§ **LIST OF TASKS**:
A - Name every person mentioned in the passage about Houellebecq's New York exhibition.
B - Copy the passage about Houellebecq's New York exhibition word for word, from "The fact is, whether" to "the United States.".

§ **DOCUMENT PASSAGE**:
┄┄┄┄┄┄
Michel Houellebecq. France #017 (2016)

This sounds like a possible opening sequence for Houellebecq’s new exhibition, “French Bashing”, at the New York uptown gallery VENUS. The opening was supposed to be preceded by a discussion at Albertine bookstore between the author of “The Map and the Territory” and Adam Lidermann, the founder of the gallery. If I had known more about the story above (in reality, the disappearance was caused by a failed internet connection), I wouldn’t have been so surprised that Houellebecq didn’t show up at the event which happened to take place on a sunny Friday early-afternoon (and which was eventually canceled after over an hour of waiting, apparently, because Houellebecq didn’t feel well). I read later in his interview with VICE Magazine – conducted the day before the disappointing no-show at Albertine – in which Houellebecq said that in France, when the weather is nice, people generally don't bother going to gallery openings. He did, however, attended the vernissage for his exhibition, which took place a few hours after the canceled talk at Albertine.

The fact is, whether Houellebecq appears or not, he succeeds in arousing the public’s interest. “It’s so rare to have someone who has a public persona like this. He performs, he participates”, said Jean de Lois, curator of Houellebecq’s exhibition “Rester Vivant” (To Stay Alive), which was presented last year at the Palais de Tokyo in Paris. A selection of works from the Paris show constitutes the exhibition currently on view in New York City, which is his first gallery presentation in the United States.
┄┄┄┄┄┄
§ **SUPPLIED RECORDS**:
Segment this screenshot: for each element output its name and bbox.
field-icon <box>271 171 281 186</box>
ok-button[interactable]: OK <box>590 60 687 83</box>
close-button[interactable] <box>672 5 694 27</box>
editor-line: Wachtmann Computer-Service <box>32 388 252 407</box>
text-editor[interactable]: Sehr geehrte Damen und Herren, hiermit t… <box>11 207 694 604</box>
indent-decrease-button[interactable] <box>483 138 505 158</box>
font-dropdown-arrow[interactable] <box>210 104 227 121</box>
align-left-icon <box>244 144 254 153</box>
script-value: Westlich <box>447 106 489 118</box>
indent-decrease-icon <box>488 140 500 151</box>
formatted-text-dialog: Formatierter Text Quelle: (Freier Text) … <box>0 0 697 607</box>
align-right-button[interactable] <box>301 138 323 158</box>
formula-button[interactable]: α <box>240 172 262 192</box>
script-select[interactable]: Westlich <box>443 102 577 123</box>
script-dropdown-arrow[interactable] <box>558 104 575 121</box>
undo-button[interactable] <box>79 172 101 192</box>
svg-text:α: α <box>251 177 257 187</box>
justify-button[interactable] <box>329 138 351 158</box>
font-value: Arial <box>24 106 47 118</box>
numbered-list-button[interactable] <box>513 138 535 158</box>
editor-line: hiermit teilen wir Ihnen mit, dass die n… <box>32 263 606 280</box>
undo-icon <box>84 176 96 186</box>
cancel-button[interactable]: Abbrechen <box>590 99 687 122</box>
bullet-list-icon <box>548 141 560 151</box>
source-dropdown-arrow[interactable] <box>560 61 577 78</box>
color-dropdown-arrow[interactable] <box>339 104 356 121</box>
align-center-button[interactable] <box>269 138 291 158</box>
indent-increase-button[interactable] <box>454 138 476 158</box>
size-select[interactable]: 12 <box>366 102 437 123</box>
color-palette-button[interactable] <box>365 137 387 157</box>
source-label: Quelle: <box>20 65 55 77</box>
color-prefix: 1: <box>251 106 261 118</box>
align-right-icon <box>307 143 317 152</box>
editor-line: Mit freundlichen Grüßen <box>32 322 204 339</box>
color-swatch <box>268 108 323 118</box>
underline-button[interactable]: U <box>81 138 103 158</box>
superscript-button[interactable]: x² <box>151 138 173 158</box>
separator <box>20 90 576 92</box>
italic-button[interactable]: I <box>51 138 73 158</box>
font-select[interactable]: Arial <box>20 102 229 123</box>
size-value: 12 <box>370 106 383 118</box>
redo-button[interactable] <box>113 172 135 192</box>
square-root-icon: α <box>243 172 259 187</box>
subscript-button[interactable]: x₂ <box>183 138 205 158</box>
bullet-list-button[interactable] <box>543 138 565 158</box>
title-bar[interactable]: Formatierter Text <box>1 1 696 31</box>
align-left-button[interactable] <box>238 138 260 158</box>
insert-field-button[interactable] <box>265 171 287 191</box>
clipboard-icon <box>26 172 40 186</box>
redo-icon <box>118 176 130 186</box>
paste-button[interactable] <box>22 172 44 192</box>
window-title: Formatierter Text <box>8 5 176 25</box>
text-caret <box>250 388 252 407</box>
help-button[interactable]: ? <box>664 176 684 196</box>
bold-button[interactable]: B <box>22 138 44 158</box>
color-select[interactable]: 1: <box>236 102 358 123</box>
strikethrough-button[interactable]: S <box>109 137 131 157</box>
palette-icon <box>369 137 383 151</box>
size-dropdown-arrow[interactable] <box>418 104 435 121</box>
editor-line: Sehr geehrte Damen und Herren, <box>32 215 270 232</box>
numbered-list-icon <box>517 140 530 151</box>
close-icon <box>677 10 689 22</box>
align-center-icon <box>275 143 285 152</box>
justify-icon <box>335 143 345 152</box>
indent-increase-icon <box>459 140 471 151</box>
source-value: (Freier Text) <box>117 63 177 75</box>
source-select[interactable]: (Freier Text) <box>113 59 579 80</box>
┄┄┄┄┄┄
§ **THE ANSWERS**:
A -
Michel Houellebecq
Adam Lidermann
Jean de Lois

B -
The fact is, whether Houellebecq appears or not, he succeeds in arousing the public’s interest. “It’s so rare to have someone who has a public persona like this. He performs, he participates”, said Jean de Lois, curator of Houellebecq’s exhibition “Rester Vivant” (To Stay Alive), which was presented last year at the Palais de Tokyo in Paris. A selection of works from the Paris show constitutes the exhibition currently on view in New York City, which is his first gallery presentation in the United States.